Raw records:

** Begin **

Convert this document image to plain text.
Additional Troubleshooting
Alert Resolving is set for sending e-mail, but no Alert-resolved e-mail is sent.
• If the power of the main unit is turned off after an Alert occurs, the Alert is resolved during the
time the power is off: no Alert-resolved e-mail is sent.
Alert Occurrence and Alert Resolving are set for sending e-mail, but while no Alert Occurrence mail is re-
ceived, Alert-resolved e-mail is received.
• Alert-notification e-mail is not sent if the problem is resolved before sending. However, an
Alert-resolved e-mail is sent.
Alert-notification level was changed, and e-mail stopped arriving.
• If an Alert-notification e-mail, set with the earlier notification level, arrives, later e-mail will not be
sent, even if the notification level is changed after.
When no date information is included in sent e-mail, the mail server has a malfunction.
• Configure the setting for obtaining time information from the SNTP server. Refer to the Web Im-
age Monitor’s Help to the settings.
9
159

** End **
** Begin **

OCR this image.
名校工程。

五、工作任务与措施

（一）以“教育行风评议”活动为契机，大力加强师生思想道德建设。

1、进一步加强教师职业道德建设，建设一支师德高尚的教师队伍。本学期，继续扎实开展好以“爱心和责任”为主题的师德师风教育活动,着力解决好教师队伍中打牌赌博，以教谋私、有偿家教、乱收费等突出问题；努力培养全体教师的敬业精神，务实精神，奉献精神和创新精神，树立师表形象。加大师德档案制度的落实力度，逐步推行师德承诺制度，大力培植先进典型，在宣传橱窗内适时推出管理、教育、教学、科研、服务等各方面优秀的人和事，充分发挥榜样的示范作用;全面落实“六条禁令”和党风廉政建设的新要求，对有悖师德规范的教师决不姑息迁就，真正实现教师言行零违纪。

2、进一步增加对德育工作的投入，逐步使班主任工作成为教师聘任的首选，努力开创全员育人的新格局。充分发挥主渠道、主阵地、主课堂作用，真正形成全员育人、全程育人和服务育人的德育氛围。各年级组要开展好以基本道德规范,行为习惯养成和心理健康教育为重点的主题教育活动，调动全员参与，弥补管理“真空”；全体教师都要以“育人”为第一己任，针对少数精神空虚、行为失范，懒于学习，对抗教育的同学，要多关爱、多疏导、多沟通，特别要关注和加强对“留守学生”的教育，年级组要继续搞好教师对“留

** End **
** Begin **

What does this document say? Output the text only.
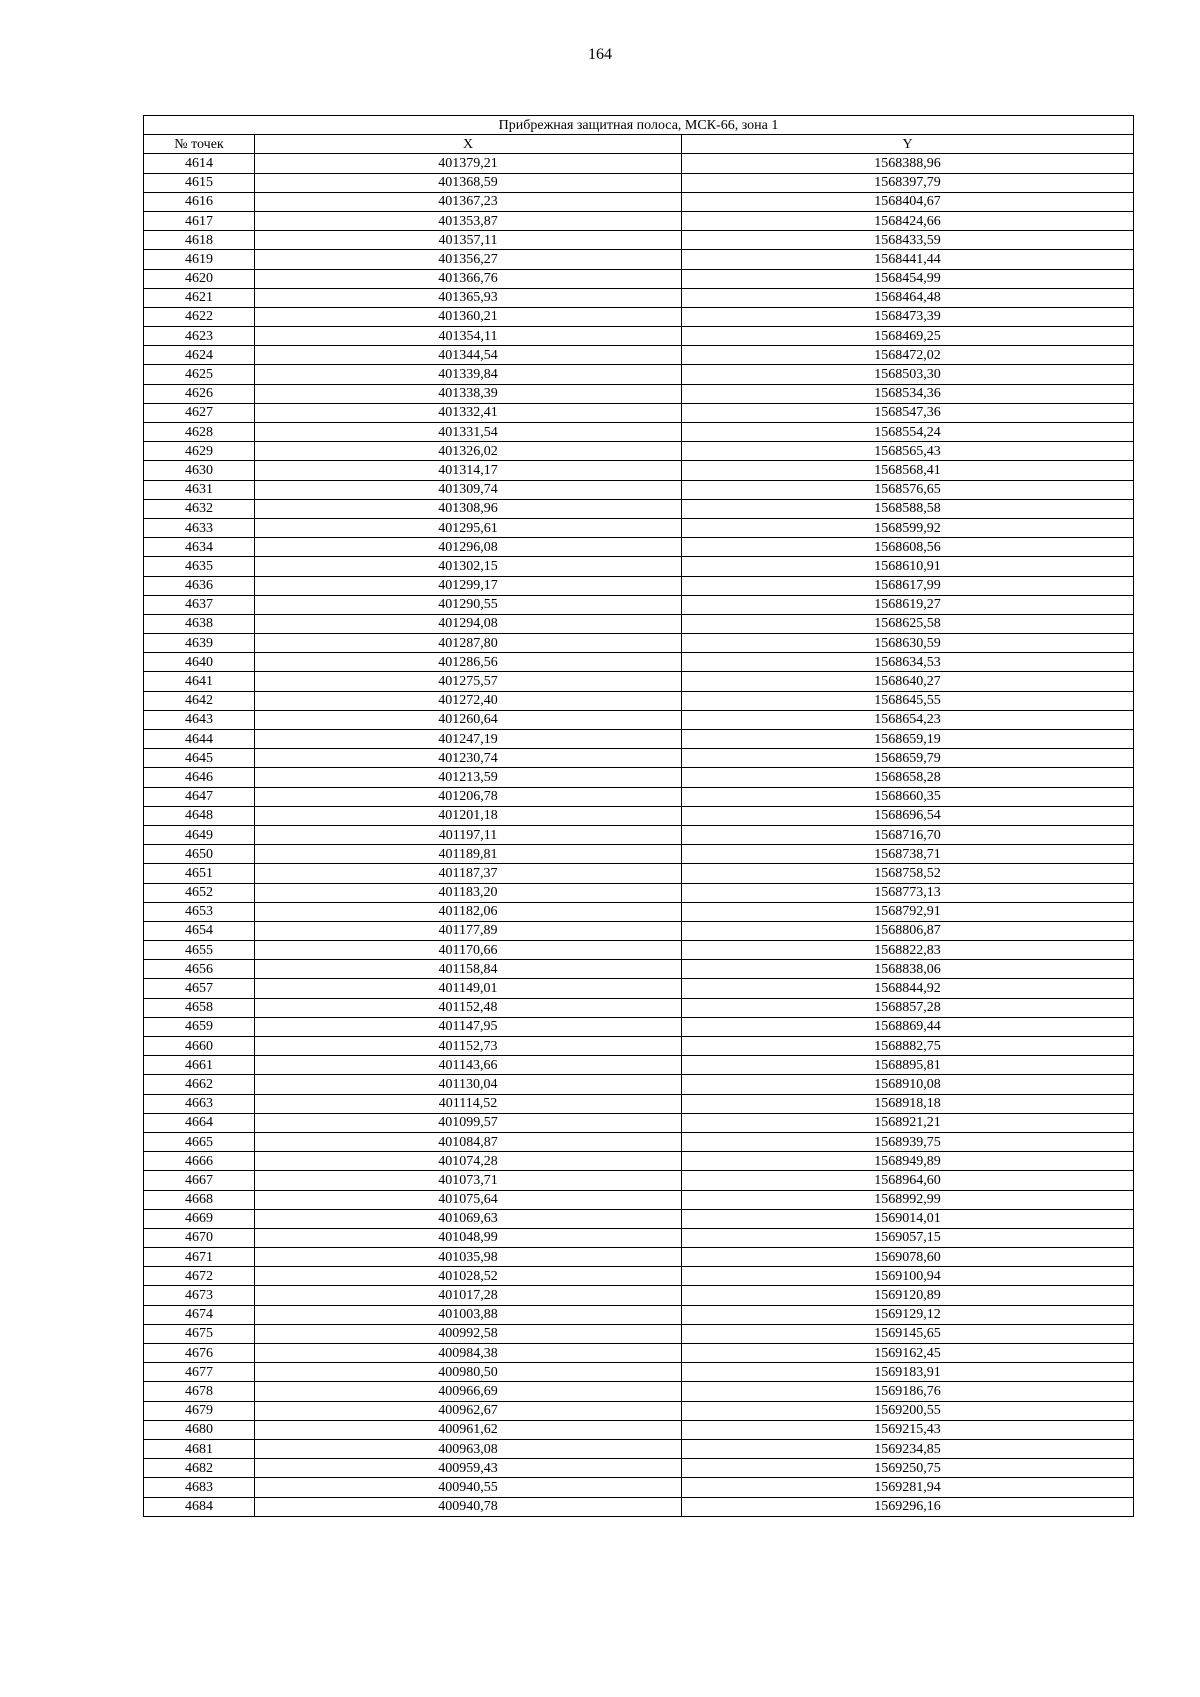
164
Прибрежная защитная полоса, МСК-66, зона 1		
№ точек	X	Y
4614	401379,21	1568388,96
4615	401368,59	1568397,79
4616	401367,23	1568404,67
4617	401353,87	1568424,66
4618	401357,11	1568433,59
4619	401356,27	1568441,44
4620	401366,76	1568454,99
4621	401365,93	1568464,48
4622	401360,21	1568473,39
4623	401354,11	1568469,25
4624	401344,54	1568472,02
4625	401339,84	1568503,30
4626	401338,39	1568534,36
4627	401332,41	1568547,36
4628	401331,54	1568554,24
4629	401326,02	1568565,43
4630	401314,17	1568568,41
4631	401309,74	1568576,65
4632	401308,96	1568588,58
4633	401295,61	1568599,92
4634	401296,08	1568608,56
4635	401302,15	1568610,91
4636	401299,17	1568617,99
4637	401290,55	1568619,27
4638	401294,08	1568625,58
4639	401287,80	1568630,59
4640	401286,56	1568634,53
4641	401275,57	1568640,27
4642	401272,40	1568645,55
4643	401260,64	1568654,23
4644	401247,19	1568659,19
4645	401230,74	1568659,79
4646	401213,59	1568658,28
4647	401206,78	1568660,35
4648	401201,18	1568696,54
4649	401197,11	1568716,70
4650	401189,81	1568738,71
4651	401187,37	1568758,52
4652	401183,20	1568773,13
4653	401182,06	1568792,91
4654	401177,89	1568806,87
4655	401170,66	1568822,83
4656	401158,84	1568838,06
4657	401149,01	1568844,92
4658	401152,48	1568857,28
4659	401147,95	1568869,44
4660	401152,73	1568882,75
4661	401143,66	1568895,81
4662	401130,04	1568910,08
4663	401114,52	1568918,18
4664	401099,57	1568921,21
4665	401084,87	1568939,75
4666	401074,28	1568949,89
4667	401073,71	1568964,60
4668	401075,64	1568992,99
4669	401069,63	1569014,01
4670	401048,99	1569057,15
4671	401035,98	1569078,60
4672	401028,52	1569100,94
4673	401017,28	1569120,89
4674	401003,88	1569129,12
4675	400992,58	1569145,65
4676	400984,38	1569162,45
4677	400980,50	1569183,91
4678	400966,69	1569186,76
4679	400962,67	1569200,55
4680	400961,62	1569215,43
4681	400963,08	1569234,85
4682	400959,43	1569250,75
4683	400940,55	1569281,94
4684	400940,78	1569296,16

** End **

Stated goal: Tally the lines containing "sending". Provide the number without any other words.

Written response: 3